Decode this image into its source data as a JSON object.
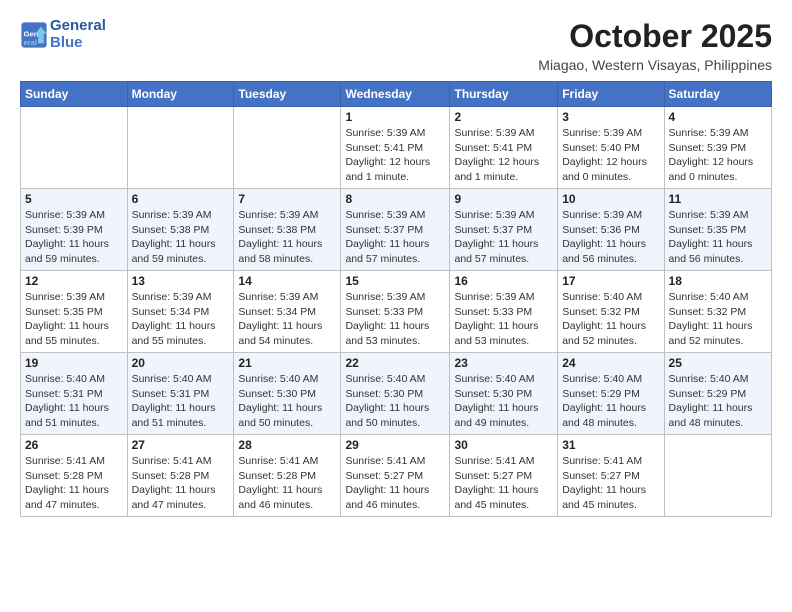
{
  "header": {
    "logo_line1": "General",
    "logo_line2": "Blue",
    "month": "October 2025",
    "location": "Miagao, Western Visayas, Philippines"
  },
  "weekdays": [
    "Sunday",
    "Monday",
    "Tuesday",
    "Wednesday",
    "Thursday",
    "Friday",
    "Saturday"
  ],
  "weeks": [
    [
      {
        "day": "",
        "detail": ""
      },
      {
        "day": "",
        "detail": ""
      },
      {
        "day": "",
        "detail": ""
      },
      {
        "day": "1",
        "detail": "Sunrise: 5:39 AM\nSunset: 5:41 PM\nDaylight: 12 hours\nand 1 minute."
      },
      {
        "day": "2",
        "detail": "Sunrise: 5:39 AM\nSunset: 5:41 PM\nDaylight: 12 hours\nand 1 minute."
      },
      {
        "day": "3",
        "detail": "Sunrise: 5:39 AM\nSunset: 5:40 PM\nDaylight: 12 hours\nand 0 minutes."
      },
      {
        "day": "4",
        "detail": "Sunrise: 5:39 AM\nSunset: 5:39 PM\nDaylight: 12 hours\nand 0 minutes."
      }
    ],
    [
      {
        "day": "5",
        "detail": "Sunrise: 5:39 AM\nSunset: 5:39 PM\nDaylight: 11 hours\nand 59 minutes."
      },
      {
        "day": "6",
        "detail": "Sunrise: 5:39 AM\nSunset: 5:38 PM\nDaylight: 11 hours\nand 59 minutes."
      },
      {
        "day": "7",
        "detail": "Sunrise: 5:39 AM\nSunset: 5:38 PM\nDaylight: 11 hours\nand 58 minutes."
      },
      {
        "day": "8",
        "detail": "Sunrise: 5:39 AM\nSunset: 5:37 PM\nDaylight: 11 hours\nand 57 minutes."
      },
      {
        "day": "9",
        "detail": "Sunrise: 5:39 AM\nSunset: 5:37 PM\nDaylight: 11 hours\nand 57 minutes."
      },
      {
        "day": "10",
        "detail": "Sunrise: 5:39 AM\nSunset: 5:36 PM\nDaylight: 11 hours\nand 56 minutes."
      },
      {
        "day": "11",
        "detail": "Sunrise: 5:39 AM\nSunset: 5:35 PM\nDaylight: 11 hours\nand 56 minutes."
      }
    ],
    [
      {
        "day": "12",
        "detail": "Sunrise: 5:39 AM\nSunset: 5:35 PM\nDaylight: 11 hours\nand 55 minutes."
      },
      {
        "day": "13",
        "detail": "Sunrise: 5:39 AM\nSunset: 5:34 PM\nDaylight: 11 hours\nand 55 minutes."
      },
      {
        "day": "14",
        "detail": "Sunrise: 5:39 AM\nSunset: 5:34 PM\nDaylight: 11 hours\nand 54 minutes."
      },
      {
        "day": "15",
        "detail": "Sunrise: 5:39 AM\nSunset: 5:33 PM\nDaylight: 11 hours\nand 53 minutes."
      },
      {
        "day": "16",
        "detail": "Sunrise: 5:39 AM\nSunset: 5:33 PM\nDaylight: 11 hours\nand 53 minutes."
      },
      {
        "day": "17",
        "detail": "Sunrise: 5:40 AM\nSunset: 5:32 PM\nDaylight: 11 hours\nand 52 minutes."
      },
      {
        "day": "18",
        "detail": "Sunrise: 5:40 AM\nSunset: 5:32 PM\nDaylight: 11 hours\nand 52 minutes."
      }
    ],
    [
      {
        "day": "19",
        "detail": "Sunrise: 5:40 AM\nSunset: 5:31 PM\nDaylight: 11 hours\nand 51 minutes."
      },
      {
        "day": "20",
        "detail": "Sunrise: 5:40 AM\nSunset: 5:31 PM\nDaylight: 11 hours\nand 51 minutes."
      },
      {
        "day": "21",
        "detail": "Sunrise: 5:40 AM\nSunset: 5:30 PM\nDaylight: 11 hours\nand 50 minutes."
      },
      {
        "day": "22",
        "detail": "Sunrise: 5:40 AM\nSunset: 5:30 PM\nDaylight: 11 hours\nand 50 minutes."
      },
      {
        "day": "23",
        "detail": "Sunrise: 5:40 AM\nSunset: 5:30 PM\nDaylight: 11 hours\nand 49 minutes."
      },
      {
        "day": "24",
        "detail": "Sunrise: 5:40 AM\nSunset: 5:29 PM\nDaylight: 11 hours\nand 48 minutes."
      },
      {
        "day": "25",
        "detail": "Sunrise: 5:40 AM\nSunset: 5:29 PM\nDaylight: 11 hours\nand 48 minutes."
      }
    ],
    [
      {
        "day": "26",
        "detail": "Sunrise: 5:41 AM\nSunset: 5:28 PM\nDaylight: 11 hours\nand 47 minutes."
      },
      {
        "day": "27",
        "detail": "Sunrise: 5:41 AM\nSunset: 5:28 PM\nDaylight: 11 hours\nand 47 minutes."
      },
      {
        "day": "28",
        "detail": "Sunrise: 5:41 AM\nSunset: 5:28 PM\nDaylight: 11 hours\nand 46 minutes."
      },
      {
        "day": "29",
        "detail": "Sunrise: 5:41 AM\nSunset: 5:27 PM\nDaylight: 11 hours\nand 46 minutes."
      },
      {
        "day": "30",
        "detail": "Sunrise: 5:41 AM\nSunset: 5:27 PM\nDaylight: 11 hours\nand 45 minutes."
      },
      {
        "day": "31",
        "detail": "Sunrise: 5:41 AM\nSunset: 5:27 PM\nDaylight: 11 hours\nand 45 minutes."
      },
      {
        "day": "",
        "detail": ""
      }
    ]
  ]
}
::::::::::
§ **THE REQUEST**: Print out the lines exactly, skipping any picture.

§ **ANSWER IN FULL**:
Decode this image into its source data as a JSON object.
{
  "header": {
    "logo_line1": "General",
    "logo_line2": "Blue",
    "month": "October 2025",
    "location": "Miagao, Western Visayas, Philippines"
  },
  "weekdays": [
    "Sunday",
    "Monday",
    "Tuesday",
    "Wednesday",
    "Thursday",
    "Friday",
    "Saturday"
  ],
  "weeks": [
    [
      {
        "day": "",
        "detail": ""
      },
      {
        "day": "",
        "detail": ""
      },
      {
        "day": "",
        "detail": ""
      },
      {
        "day": "1",
        "detail": "Sunrise: 5:39 AM\nSunset: 5:41 PM\nDaylight: 12 hours\nand 1 minute."
      },
      {
        "day": "2",
        "detail": "Sunrise: 5:39 AM\nSunset: 5:41 PM\nDaylight: 12 hours\nand 1 minute."
      },
      {
        "day": "3",
        "detail": "Sunrise: 5:39 AM\nSunset: 5:40 PM\nDaylight: 12 hours\nand 0 minutes."
      },
      {
        "day": "4",
        "detail": "Sunrise: 5:39 AM\nSunset: 5:39 PM\nDaylight: 12 hours\nand 0 minutes."
      }
    ],
    [
      {
        "day": "5",
        "detail": "Sunrise: 5:39 AM\nSunset: 5:39 PM\nDaylight: 11 hours\nand 59 minutes."
      },
      {
        "day": "6",
        "detail": "Sunrise: 5:39 AM\nSunset: 5:38 PM\nDaylight: 11 hours\nand 59 minutes."
      },
      {
        "day": "7",
        "detail": "Sunrise: 5:39 AM\nSunset: 5:38 PM\nDaylight: 11 hours\nand 58 minutes."
      },
      {
        "day": "8",
        "detail": "Sunrise: 5:39 AM\nSunset: 5:37 PM\nDaylight: 11 hours\nand 57 minutes."
      },
      {
        "day": "9",
        "detail": "Sunrise: 5:39 AM\nSunset: 5:37 PM\nDaylight: 11 hours\nand 57 minutes."
      },
      {
        "day": "10",
        "detail": "Sunrise: 5:39 AM\nSunset: 5:36 PM\nDaylight: 11 hours\nand 56 minutes."
      },
      {
        "day": "11",
        "detail": "Sunrise: 5:39 AM\nSunset: 5:35 PM\nDaylight: 11 hours\nand 56 minutes."
      }
    ],
    [
      {
        "day": "12",
        "detail": "Sunrise: 5:39 AM\nSunset: 5:35 PM\nDaylight: 11 hours\nand 55 minutes."
      },
      {
        "day": "13",
        "detail": "Sunrise: 5:39 AM\nSunset: 5:34 PM\nDaylight: 11 hours\nand 55 minutes."
      },
      {
        "day": "14",
        "detail": "Sunrise: 5:39 AM\nSunset: 5:34 PM\nDaylight: 11 hours\nand 54 minutes."
      },
      {
        "day": "15",
        "detail": "Sunrise: 5:39 AM\nSunset: 5:33 PM\nDaylight: 11 hours\nand 53 minutes."
      },
      {
        "day": "16",
        "detail": "Sunrise: 5:39 AM\nSunset: 5:33 PM\nDaylight: 11 hours\nand 53 minutes."
      },
      {
        "day": "17",
        "detail": "Sunrise: 5:40 AM\nSunset: 5:32 PM\nDaylight: 11 hours\nand 52 minutes."
      },
      {
        "day": "18",
        "detail": "Sunrise: 5:40 AM\nSunset: 5:32 PM\nDaylight: 11 hours\nand 52 minutes."
      }
    ],
    [
      {
        "day": "19",
        "detail": "Sunrise: 5:40 AM\nSunset: 5:31 PM\nDaylight: 11 hours\nand 51 minutes."
      },
      {
        "day": "20",
        "detail": "Sunrise: 5:40 AM\nSunset: 5:31 PM\nDaylight: 11 hours\nand 51 minutes."
      },
      {
        "day": "21",
        "detail": "Sunrise: 5:40 AM\nSunset: 5:30 PM\nDaylight: 11 hours\nand 50 minutes."
      },
      {
        "day": "22",
        "detail": "Sunrise: 5:40 AM\nSunset: 5:30 PM\nDaylight: 11 hours\nand 50 minutes."
      },
      {
        "day": "23",
        "detail": "Sunrise: 5:40 AM\nSunset: 5:30 PM\nDaylight: 11 hours\nand 49 minutes."
      },
      {
        "day": "24",
        "detail": "Sunrise: 5:40 AM\nSunset: 5:29 PM\nDaylight: 11 hours\nand 48 minutes."
      },
      {
        "day": "25",
        "detail": "Sunrise: 5:40 AM\nSunset: 5:29 PM\nDaylight: 11 hours\nand 48 minutes."
      }
    ],
    [
      {
        "day": "26",
        "detail": "Sunrise: 5:41 AM\nSunset: 5:28 PM\nDaylight: 11 hours\nand 47 minutes."
      },
      {
        "day": "27",
        "detail": "Sunrise: 5:41 AM\nSunset: 5:28 PM\nDaylight: 11 hours\nand 47 minutes."
      },
      {
        "day": "28",
        "detail": "Sunrise: 5:41 AM\nSunset: 5:28 PM\nDaylight: 11 hours\nand 46 minutes."
      },
      {
        "day": "29",
        "detail": "Sunrise: 5:41 AM\nSunset: 5:27 PM\nDaylight: 11 hours\nand 46 minutes."
      },
      {
        "day": "30",
        "detail": "Sunrise: 5:41 AM\nSunset: 5:27 PM\nDaylight: 11 hours\nand 45 minutes."
      },
      {
        "day": "31",
        "detail": "Sunrise: 5:41 AM\nSunset: 5:27 PM\nDaylight: 11 hours\nand 45 minutes."
      },
      {
        "day": "",
        "detail": ""
      }
    ]
  ]
}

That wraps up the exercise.